SHORT TASK = Retype the material that follows, keeping every word as it is.

EXERCISE MATERIALS =
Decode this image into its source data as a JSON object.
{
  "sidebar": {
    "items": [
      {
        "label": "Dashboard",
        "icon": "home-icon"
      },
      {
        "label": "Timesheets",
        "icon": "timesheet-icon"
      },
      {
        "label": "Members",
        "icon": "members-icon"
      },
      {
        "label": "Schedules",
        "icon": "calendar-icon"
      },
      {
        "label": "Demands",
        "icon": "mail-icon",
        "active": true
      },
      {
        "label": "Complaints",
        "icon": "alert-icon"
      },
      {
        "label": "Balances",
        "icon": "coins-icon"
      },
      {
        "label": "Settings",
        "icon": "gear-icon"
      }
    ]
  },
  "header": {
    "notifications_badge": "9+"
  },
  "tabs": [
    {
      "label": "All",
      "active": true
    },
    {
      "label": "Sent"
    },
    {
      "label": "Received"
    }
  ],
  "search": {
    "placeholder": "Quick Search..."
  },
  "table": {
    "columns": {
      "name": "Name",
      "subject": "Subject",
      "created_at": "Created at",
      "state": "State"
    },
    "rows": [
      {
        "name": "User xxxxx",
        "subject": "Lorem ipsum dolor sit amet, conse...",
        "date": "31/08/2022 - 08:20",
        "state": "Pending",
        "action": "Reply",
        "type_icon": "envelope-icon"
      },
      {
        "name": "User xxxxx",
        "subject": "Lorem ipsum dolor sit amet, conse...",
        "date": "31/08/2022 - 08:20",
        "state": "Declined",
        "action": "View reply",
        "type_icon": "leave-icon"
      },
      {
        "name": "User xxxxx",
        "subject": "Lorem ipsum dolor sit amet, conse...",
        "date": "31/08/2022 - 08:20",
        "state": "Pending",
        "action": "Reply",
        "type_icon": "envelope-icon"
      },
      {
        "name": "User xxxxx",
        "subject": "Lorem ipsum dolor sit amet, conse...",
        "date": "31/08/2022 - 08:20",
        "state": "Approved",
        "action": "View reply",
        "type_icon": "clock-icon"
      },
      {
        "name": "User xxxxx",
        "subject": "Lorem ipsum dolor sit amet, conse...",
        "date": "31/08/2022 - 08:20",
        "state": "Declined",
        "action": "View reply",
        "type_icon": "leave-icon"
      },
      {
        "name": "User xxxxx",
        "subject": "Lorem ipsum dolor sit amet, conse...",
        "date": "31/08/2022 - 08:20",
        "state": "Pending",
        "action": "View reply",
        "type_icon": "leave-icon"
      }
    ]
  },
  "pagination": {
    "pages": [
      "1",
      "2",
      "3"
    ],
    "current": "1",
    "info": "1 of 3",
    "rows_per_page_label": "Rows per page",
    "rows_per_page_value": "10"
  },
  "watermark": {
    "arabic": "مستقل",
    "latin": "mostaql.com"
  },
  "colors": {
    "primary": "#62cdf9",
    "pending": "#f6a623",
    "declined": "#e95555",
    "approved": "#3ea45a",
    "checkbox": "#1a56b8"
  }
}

SOLUTION =
Decode this image into its source data as a JSON object.
{
  "sidebar": {
    "items": [
      {
        "label": "Dashboard",
        "icon": "home-icon"
      },
      {
        "label": "Timesheets",
        "icon": "timesheet-icon"
      },
      {
        "label": "Members",
        "icon": "members-icon"
      },
      {
        "label": "Schedules",
        "icon": "calendar-icon"
      },
      {
        "label": "Demands",
        "icon": "mail-icon",
        "active": true
      },
      {
        "label": "Complaints",
        "icon": "alert-icon"
      },
      {
        "label": "Balances",
        "icon": "coins-icon"
      },
      {
        "label": "Settings",
        "icon": "gear-icon"
      }
    ]
  },
  "header": {
    "notifications_badge": "9+"
  },
  "tabs": [
    {
      "label": "All",
      "active": true
    },
    {
      "label": "Sent"
    },
    {
      "label": "Received"
    }
  ],
  "search": {
    "placeholder": "Quick Search..."
  },
  "table": {
    "columns": {
      "name": "Name",
      "subject": "Subject",
      "created_at": "Created at",
      "state": "State"
    },
    "rows": [
      {
        "name": "User xxxxx",
        "subject": "Lorem ipsum dolor sit amet, conse...",
        "date": "31/08/2022 - 08:20",
        "state": "Pending",
        "action": "Reply",
        "type_icon": "envelope-icon"
      },
      {
        "name": "User xxxxx",
        "subject": "Lorem ipsum dolor sit amet, conse...",
        "date": "31/08/2022 - 08:20",
        "state": "Declined",
        "action": "View reply",
        "type_icon": "leave-icon"
      },
      {
        "name": "User xxxxx",
        "subject": "Lorem ipsum dolor sit amet, conse...",
        "date": "31/08/2022 - 08:20",
        "state": "Pending",
        "action": "Reply",
        "type_icon": "envelope-icon"
      },
      {
        "name": "User xxxxx",
        "subject": "Lorem ipsum dolor sit amet, conse...",
        "date": "31/08/2022 - 08:20",
        "state": "Approved",
        "action": "View reply",
        "type_icon": "clock-icon"
      },
      {
        "name": "User xxxxx",
        "subject": "Lorem ipsum dolor sit amet, conse...",
        "date": "31/08/2022 - 08:20",
        "state": "Declined",
        "action": "View reply",
        "type_icon": "leave-icon"
      },
      {
        "name": "User xxxxx",
        "subject": "Lorem ipsum dolor sit amet, conse...",
        "date": "31/08/2022 - 08:20",
        "state": "Pending",
        "action": "View reply",
        "type_icon": "leave-icon"
      }
    ]
  },
  "pagination": {
    "pages": [
      "1",
      "2",
      "3"
    ],
    "current": "1",
    "info": "1 of 3",
    "rows_per_page_label": "Rows per page",
    "rows_per_page_value": "10"
  },
  "watermark": {
    "arabic": "مستقل",
    "latin": "mostaql.com"
  },
  "colors": {
    "primary": "#62cdf9",
    "pending": "#f6a623",
    "declined": "#e95555",
    "approved": "#3ea45a",
    "checkbox": "#1a56b8"
  }
}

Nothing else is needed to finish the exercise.